* SHORT PROBLEM: Compile every line that includes the word "Permeability".
########################################
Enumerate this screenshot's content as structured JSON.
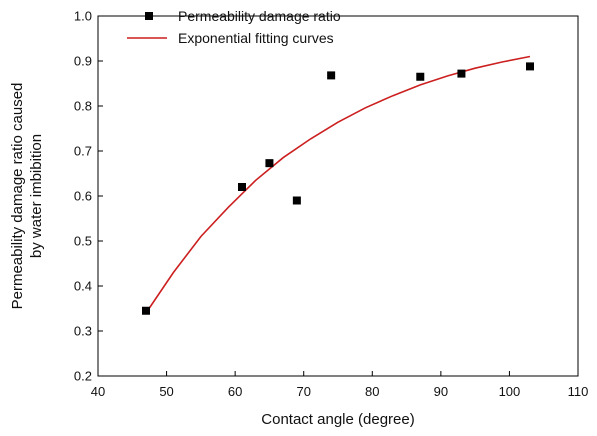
{
  "chart_data": {
    "type": "scatter",
    "xlabel": "Contact angle (degree)",
    "ylabel_lines": [
      "Permeability damage ratio caused",
      "by water imbibition"
    ],
    "xlim": [
      40,
      110
    ],
    "ylim": [
      0.2,
      1.0
    ],
    "xticks": [
      40,
      50,
      60,
      70,
      80,
      90,
      100,
      110
    ],
    "yticks": [
      0.2,
      0.3,
      0.4,
      0.5,
      0.6,
      0.7,
      0.8,
      0.9,
      1.0
    ],
    "xtick_labels": [
      "40",
      "50",
      "60",
      "70",
      "80",
      "90",
      "100",
      "110"
    ],
    "ytick_labels": [
      "0.2",
      "0.3",
      "0.4",
      "0.5",
      "0.6",
      "0.7",
      "0.8",
      "0.9",
      "1.0"
    ],
    "grid": false,
    "legend_position": "top-left",
    "series": [
      {
        "name": "Permeability damage ratio",
        "kind": "scatter",
        "marker": "square",
        "color": "#000000",
        "x": [
          47,
          61,
          65,
          69,
          74,
          87,
          93,
          103
        ],
        "y": [
          0.345,
          0.62,
          0.673,
          0.59,
          0.868,
          0.865,
          0.872,
          0.888
        ]
      },
      {
        "name": "Exponential fitting curves",
        "kind": "line",
        "color": "#cc1f1f",
        "x": [
          47,
          51,
          55,
          59,
          63,
          67,
          71,
          75,
          79,
          83,
          87,
          91,
          95,
          99,
          103
        ],
        "y": [
          0.34,
          0.43,
          0.51,
          0.575,
          0.635,
          0.685,
          0.727,
          0.764,
          0.796,
          0.823,
          0.847,
          0.867,
          0.884,
          0.898,
          0.91
        ]
      }
    ]
  }
}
########################################
* ANSWER TO THIS TASK:
      "Permeability damage ratio caused",
        "name": "Permeability damage ratio",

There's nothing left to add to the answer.